=== YOUR INSTRUCTIONS ===
Can you format every one of the rows below as a numbered list, leaving out blank lines and the pictures?

=== MATERIAL PROVIDED ===
__________________________________________________
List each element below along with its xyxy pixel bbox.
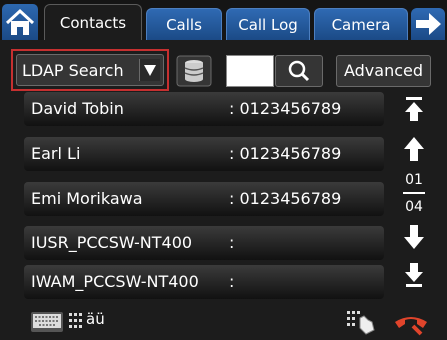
hang-up-button[interactable]	[387, 308, 435, 336]
contact-name: Earl Li	[31, 144, 81, 163]
first-page-icon	[405, 97, 423, 121]
database-button[interactable]	[176, 55, 212, 87]
current-page: 01	[405, 172, 423, 188]
prev-page-button[interactable]	[397, 132, 431, 166]
page-indicator: 01 04	[390, 172, 438, 216]
last-page-icon	[405, 263, 423, 287]
triangle-down-icon	[144, 65, 156, 76]
search-type-highlight: LDAP Search	[11, 49, 169, 91]
contact-number: : 0123456789	[229, 189, 342, 208]
contact-name: IWAM_PCCSW-NT400	[31, 272, 199, 291]
keyboard-button[interactable]	[29, 308, 65, 336]
tab-bar: Contacts Calls Call Log Camera	[0, 0, 447, 40]
arrow-up-icon	[404, 137, 424, 161]
contact-name: David Tobin	[31, 99, 124, 118]
contact-row[interactable]: David Tobin : 0123456789	[24, 92, 384, 126]
last-page-button[interactable]	[397, 258, 431, 292]
contact-name: Emi Morikawa	[31, 189, 143, 208]
hang-up-icon	[395, 317, 427, 336]
home-icon	[5, 8, 35, 35]
search-type-label: LDAP Search	[22, 61, 124, 80]
tab-call-log[interactable]: Call Log	[226, 8, 310, 40]
special-chars-button[interactable]: äü	[68, 308, 112, 336]
home-button[interactable]	[2, 4, 38, 40]
dialpad-button[interactable]	[344, 308, 380, 336]
total-pages: 04	[405, 199, 423, 215]
tab-camera[interactable]: Camera	[314, 8, 408, 40]
contact-number: :	[229, 233, 235, 252]
arrow-down-icon	[404, 225, 424, 249]
page-divider	[403, 192, 425, 194]
contact-number: : 0123456789	[229, 99, 342, 118]
advanced-button[interactable]: Advanced	[336, 55, 431, 87]
tab-calls[interactable]: Calls	[146, 8, 222, 40]
contact-number: :	[229, 272, 235, 291]
next-tab-button[interactable]	[411, 8, 445, 40]
database-icon	[176, 55, 212, 87]
arrow-right-icon	[416, 13, 441, 35]
contact-number: : 0123456789	[229, 144, 342, 163]
next-page-button[interactable]	[397, 220, 431, 254]
keyboard-icon	[31, 312, 63, 332]
search-button[interactable]	[275, 55, 323, 87]
special-chars-label: äü	[86, 310, 105, 328]
contact-row[interactable]: IUSR_PCCSW-NT400 :	[24, 226, 384, 260]
tab-contacts[interactable]: Contacts	[44, 4, 142, 40]
contact-row[interactable]: IWAM_PCCSW-NT400 :	[24, 265, 384, 299]
dropdown-button[interactable]	[139, 59, 160, 81]
contact-name: IUSR_PCCSW-NT400	[31, 233, 193, 252]
contact-row[interactable]: Earl Li : 0123456789	[24, 137, 384, 171]
search-input[interactable]	[226, 55, 274, 87]
keypad-icon	[69, 313, 82, 328]
first-page-button[interactable]	[397, 92, 431, 126]
search-type-select[interactable]: LDAP Search	[16, 54, 164, 86]
magnifier-icon	[288, 60, 310, 82]
contact-row[interactable]: Emi Morikawa : 0123456789	[24, 182, 384, 216]
hand-dialpad-icon	[347, 311, 375, 335]
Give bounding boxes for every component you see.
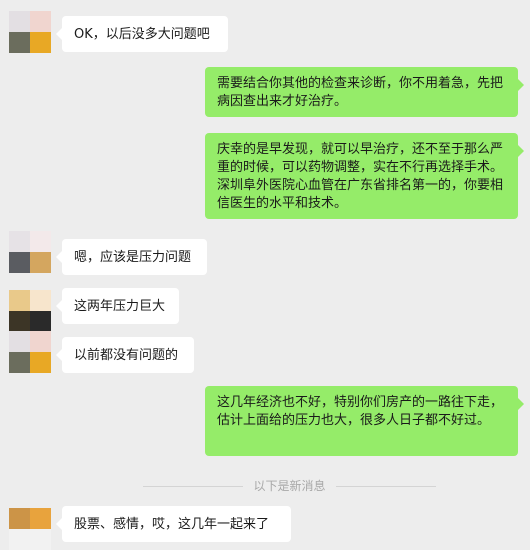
__________________________________________________
=== RESULT OF THIS TASK ===
1. List each element below along with its xyxy pixel bbox.
2. hang-up-button[interactable]	[387, 308, 435, 336]
3. contact-name: Earl Li	[31, 144, 81, 163]
4. first-page-icon	[405, 97, 423, 121]
5. database-button[interactable]	[176, 55, 212, 87]
6. current-page: 01	[405, 172, 423, 188]
7. prev-page-button[interactable]	[397, 132, 431, 166]
8. page-indicator: 01 04	[390, 172, 438, 216]
9. last-page-icon	[405, 263, 423, 287]
10. triangle-down-icon	[144, 65, 156, 76]
11. search-type-highlight: LDAP Search	[11, 49, 169, 91]
12. contact-number: : 0123456789	[229, 189, 342, 208]
13. contact-name: IWAM_PCCSW-NT400	[31, 272, 199, 291]
14. keyboard-button[interactable]	[29, 308, 65, 336]
15. tab-bar: Contacts Calls Call Log Camera	[0, 0, 447, 40]
16. arrow-up-icon	[404, 137, 424, 161]
17. contact-name: David Tobin	[31, 99, 124, 118]
18. contact-row[interactable]: David Tobin : 0123456789	[24, 92, 384, 126]
19. last-page-button[interactable]	[397, 258, 431, 292]
20. contact-name: Emi Morikawa	[31, 189, 143, 208]
21. hang-up-icon	[395, 317, 427, 336]
22. home-icon	[5, 8, 35, 35]
23. search-type-label: LDAP Search	[22, 61, 124, 80]
24. tab-call-log[interactable]: Call Log	[226, 8, 310, 40]
25. special-chars-button[interactable]: äü	[68, 308, 112, 336]
26. home-button[interactable]	[2, 4, 38, 40]
27. dialpad-button[interactable]	[344, 308, 380, 336]
28. total-pages: 04	[405, 199, 423, 215]
29. tab-camera[interactable]: Camera	[314, 8, 408, 40]
30. contact-number: :	[229, 233, 235, 252]
31. arrow-down-icon	[404, 225, 424, 249]
32. page-divider	[403, 192, 425, 194]
33. contact-number: : 0123456789	[229, 99, 342, 118]
34. advanced-button[interactable]: Advanced	[336, 55, 431, 87]
35. tab-calls[interactable]: Calls	[146, 8, 222, 40]
36. contact-number: :	[229, 272, 235, 291]
37. next-tab-button[interactable]	[411, 8, 445, 40]
38. database-icon	[176, 55, 212, 87]
39. arrow-right-icon	[416, 13, 441, 35]
40. contact-number: : 0123456789	[229, 144, 342, 163]
41. next-page-button[interactable]	[397, 220, 431, 254]
42. keyboard-icon	[31, 312, 63, 332]
43. search-button[interactable]	[275, 55, 323, 87]
44. special-chars-label: äü	[86, 310, 105, 328]
45. contact-row[interactable]: IUSR_PCCSW-NT400 :	[24, 226, 384, 260]
46. tab-contacts[interactable]: Contacts	[44, 4, 142, 40]
47. contact-row[interactable]: IWAM_PCCSW-NT400 :	[24, 265, 384, 299]
48. dropdown-button[interactable]	[139, 59, 160, 81]
49. contact-name: IUSR_PCCSW-NT400	[31, 233, 193, 252]
50. contact-row[interactable]: Earl Li : 0123456789	[24, 137, 384, 171]
51. search-input[interactable]	[226, 55, 274, 87]
52. keypad-icon	[69, 313, 82, 328]
53. first-page-button[interactable]	[397, 92, 431, 126]
54. search-type-select[interactable]: LDAP Search	[16, 54, 164, 86]
55. magnifier-icon	[288, 60, 310, 82]
56. contact-row[interactable]: Emi Morikawa : 0123456789	[24, 182, 384, 216]
57. hand-dialpad-icon	[347, 311, 375, 335]
58. Give bounding boxes for every component you see.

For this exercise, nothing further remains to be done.